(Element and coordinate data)
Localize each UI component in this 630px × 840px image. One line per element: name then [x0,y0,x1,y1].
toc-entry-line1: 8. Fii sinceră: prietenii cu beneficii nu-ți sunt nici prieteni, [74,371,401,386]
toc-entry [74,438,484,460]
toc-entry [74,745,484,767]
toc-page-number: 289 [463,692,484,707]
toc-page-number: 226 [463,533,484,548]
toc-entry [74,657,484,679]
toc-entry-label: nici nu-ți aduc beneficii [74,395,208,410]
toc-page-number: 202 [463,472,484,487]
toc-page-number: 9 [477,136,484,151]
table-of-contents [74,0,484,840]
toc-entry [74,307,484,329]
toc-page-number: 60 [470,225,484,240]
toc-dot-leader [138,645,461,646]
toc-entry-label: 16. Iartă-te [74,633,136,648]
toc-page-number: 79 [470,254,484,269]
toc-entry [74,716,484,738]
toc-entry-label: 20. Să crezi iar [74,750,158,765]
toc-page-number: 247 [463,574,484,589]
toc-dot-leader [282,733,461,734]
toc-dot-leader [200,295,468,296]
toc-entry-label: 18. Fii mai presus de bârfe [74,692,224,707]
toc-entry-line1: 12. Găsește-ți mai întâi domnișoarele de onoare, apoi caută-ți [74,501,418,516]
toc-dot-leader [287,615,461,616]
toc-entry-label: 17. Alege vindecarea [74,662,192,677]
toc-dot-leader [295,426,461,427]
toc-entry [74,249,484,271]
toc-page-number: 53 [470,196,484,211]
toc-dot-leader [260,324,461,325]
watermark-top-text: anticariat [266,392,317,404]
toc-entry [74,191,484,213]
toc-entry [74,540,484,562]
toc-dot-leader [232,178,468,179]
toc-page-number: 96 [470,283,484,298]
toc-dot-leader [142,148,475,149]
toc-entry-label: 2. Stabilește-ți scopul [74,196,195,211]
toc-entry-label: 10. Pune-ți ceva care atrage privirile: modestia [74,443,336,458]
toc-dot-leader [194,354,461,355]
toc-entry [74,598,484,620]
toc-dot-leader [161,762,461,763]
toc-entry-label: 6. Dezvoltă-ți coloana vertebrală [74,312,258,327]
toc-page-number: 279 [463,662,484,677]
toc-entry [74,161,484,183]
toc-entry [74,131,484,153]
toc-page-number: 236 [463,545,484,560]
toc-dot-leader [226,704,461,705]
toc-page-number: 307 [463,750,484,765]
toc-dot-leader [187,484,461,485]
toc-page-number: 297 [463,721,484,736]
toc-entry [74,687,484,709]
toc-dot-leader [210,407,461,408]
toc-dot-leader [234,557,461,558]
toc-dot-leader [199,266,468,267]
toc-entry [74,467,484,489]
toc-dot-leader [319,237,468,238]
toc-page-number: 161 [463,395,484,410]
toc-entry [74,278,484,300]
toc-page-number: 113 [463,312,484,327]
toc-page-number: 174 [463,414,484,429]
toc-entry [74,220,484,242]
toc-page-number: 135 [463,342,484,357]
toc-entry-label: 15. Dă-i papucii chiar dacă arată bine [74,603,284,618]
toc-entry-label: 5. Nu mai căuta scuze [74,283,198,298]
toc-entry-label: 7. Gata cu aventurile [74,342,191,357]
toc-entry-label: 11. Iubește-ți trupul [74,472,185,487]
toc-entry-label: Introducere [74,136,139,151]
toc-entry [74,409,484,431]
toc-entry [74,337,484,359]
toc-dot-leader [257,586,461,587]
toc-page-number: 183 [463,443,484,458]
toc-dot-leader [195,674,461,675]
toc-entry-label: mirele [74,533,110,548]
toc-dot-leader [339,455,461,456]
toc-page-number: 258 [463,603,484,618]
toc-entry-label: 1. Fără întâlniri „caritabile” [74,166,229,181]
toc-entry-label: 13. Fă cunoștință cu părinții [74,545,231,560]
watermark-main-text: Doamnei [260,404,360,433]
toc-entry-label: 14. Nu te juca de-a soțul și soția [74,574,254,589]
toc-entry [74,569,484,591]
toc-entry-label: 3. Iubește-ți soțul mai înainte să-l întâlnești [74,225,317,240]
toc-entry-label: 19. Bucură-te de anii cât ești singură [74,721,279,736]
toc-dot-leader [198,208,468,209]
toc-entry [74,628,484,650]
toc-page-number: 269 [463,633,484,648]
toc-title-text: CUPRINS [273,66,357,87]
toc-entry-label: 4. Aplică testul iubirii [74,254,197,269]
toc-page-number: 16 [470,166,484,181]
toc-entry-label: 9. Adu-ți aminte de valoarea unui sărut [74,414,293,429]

**Instructions for the task:** Copy each line of the data above that contains the string "soțul". Treat the match as case-sensitive.

**Solution to the exercise:**
toc-entry-label: 14. Nu te juca de-a soțul și soția [74,574,254,589]
toc-entry-label: 3. Iubește-ți soțul mai înainte să-l întâlnești [74,225,317,240]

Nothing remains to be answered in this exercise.